— Exercise details —
From the listing below, pull out the lines that hold "value".

(Stored data)
>> Begin
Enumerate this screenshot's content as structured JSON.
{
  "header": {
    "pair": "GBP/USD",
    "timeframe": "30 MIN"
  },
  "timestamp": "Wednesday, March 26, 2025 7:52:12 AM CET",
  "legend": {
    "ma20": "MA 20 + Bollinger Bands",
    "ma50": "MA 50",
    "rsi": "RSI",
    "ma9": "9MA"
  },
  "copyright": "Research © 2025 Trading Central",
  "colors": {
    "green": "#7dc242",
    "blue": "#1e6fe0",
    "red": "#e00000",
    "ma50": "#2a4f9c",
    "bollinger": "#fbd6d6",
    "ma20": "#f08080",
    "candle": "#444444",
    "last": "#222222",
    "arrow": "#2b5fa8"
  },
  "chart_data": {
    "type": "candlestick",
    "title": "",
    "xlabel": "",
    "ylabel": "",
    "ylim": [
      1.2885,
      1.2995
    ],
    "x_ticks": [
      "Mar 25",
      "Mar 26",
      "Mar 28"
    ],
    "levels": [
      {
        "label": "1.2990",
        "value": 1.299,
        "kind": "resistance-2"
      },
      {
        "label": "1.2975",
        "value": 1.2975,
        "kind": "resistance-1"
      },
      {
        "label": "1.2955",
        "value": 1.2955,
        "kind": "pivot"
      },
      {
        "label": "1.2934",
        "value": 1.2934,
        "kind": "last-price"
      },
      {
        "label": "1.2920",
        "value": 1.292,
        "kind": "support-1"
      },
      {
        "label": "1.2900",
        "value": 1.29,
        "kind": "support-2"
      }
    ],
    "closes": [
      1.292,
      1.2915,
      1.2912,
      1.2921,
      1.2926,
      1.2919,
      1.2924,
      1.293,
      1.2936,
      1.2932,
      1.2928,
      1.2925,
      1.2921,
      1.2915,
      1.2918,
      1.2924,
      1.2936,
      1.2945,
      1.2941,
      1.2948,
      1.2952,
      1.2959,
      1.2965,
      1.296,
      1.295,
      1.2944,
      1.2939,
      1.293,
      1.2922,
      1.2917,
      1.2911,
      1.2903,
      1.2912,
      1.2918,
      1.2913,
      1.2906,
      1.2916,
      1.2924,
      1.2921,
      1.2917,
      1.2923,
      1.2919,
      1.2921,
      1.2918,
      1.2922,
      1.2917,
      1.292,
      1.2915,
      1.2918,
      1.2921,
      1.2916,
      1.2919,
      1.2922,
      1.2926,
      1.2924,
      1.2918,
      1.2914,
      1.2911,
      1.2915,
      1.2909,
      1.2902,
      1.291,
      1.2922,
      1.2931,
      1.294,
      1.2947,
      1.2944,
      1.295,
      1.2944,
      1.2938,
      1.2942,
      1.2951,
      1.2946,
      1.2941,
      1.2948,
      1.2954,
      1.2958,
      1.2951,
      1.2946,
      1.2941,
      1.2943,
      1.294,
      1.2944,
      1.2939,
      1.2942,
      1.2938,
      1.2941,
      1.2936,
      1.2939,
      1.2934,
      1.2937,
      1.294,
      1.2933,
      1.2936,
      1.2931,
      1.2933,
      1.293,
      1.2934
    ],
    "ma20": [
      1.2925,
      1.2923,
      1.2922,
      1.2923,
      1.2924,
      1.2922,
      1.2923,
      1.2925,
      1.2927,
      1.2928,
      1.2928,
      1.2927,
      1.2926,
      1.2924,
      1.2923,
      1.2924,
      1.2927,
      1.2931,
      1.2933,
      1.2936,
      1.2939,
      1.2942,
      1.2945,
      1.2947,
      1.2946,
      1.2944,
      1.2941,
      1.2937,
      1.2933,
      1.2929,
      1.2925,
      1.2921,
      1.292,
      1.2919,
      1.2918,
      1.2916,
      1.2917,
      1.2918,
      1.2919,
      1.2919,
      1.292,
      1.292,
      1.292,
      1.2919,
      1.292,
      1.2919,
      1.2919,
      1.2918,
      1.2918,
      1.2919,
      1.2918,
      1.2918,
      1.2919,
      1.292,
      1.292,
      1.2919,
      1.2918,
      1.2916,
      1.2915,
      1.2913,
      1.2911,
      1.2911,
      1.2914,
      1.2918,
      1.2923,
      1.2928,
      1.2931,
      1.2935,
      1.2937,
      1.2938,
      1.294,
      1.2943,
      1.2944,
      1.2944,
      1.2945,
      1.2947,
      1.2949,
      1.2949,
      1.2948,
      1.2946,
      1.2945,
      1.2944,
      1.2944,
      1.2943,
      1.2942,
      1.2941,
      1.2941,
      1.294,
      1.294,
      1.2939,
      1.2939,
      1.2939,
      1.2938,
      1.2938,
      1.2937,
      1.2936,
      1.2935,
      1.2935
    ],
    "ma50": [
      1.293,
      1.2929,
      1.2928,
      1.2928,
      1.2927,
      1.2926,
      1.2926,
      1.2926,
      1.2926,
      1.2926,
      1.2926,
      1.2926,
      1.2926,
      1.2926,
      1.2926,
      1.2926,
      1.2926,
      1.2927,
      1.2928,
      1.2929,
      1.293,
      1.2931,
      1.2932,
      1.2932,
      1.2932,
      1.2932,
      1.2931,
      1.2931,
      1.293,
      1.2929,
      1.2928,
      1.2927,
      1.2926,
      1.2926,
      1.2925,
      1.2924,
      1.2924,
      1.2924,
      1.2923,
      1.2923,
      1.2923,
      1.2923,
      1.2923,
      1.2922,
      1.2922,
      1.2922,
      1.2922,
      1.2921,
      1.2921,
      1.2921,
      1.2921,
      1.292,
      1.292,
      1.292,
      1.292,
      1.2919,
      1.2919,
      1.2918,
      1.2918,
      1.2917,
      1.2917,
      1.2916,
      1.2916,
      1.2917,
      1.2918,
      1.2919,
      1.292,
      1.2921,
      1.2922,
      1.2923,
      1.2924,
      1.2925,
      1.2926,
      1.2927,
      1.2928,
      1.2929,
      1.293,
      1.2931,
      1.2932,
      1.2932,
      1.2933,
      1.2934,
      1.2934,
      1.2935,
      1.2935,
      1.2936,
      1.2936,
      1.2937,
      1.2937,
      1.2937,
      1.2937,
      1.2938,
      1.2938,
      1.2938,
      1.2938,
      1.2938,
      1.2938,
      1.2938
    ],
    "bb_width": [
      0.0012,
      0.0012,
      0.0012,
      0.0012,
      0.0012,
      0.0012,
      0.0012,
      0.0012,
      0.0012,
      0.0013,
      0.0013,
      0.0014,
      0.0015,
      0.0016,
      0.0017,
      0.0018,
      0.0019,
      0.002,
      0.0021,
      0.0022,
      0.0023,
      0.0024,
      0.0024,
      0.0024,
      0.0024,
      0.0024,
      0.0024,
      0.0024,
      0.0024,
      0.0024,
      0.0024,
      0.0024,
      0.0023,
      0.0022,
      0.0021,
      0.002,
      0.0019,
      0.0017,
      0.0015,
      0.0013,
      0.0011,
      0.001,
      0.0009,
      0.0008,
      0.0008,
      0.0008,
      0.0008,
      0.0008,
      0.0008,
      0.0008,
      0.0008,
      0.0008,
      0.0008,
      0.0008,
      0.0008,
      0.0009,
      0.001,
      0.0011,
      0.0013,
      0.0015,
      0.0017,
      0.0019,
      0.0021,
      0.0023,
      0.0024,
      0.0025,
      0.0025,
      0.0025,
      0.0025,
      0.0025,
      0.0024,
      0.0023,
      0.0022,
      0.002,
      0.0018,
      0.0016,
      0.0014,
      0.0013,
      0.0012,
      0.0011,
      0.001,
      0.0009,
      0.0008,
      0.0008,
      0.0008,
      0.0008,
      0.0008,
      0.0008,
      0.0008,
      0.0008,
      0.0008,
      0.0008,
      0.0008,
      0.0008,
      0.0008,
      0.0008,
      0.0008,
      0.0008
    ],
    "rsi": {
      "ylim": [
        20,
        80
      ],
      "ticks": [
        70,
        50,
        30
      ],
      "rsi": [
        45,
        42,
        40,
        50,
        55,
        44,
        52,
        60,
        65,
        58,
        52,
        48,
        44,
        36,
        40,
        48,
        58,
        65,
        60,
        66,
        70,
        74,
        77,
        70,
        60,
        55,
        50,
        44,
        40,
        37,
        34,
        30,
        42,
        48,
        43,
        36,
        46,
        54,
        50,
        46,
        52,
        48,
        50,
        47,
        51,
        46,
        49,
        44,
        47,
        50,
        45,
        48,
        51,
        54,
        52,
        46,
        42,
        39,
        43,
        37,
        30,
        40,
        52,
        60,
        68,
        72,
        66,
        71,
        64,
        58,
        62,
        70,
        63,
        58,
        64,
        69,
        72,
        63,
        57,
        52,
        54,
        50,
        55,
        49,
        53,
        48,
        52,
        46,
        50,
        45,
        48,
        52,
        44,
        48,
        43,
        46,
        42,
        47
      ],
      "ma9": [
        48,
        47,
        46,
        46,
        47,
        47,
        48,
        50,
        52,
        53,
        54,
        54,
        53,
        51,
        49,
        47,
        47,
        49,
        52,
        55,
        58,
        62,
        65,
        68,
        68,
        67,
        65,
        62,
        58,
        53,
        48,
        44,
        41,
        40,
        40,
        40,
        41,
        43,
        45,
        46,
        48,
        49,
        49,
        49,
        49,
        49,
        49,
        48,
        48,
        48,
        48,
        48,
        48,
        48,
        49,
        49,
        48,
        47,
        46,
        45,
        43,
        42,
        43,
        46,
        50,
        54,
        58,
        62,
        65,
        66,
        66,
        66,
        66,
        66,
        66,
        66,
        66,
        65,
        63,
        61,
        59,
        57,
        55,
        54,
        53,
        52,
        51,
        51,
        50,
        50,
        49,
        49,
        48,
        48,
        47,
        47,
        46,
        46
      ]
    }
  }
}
>> End
— Exercise answer —
        "value": 1.299,
        "value": 1.2975,
        "value": 1.2955,
        "value": 1.2934,
        "value": 1.292,
        "value": 1.29,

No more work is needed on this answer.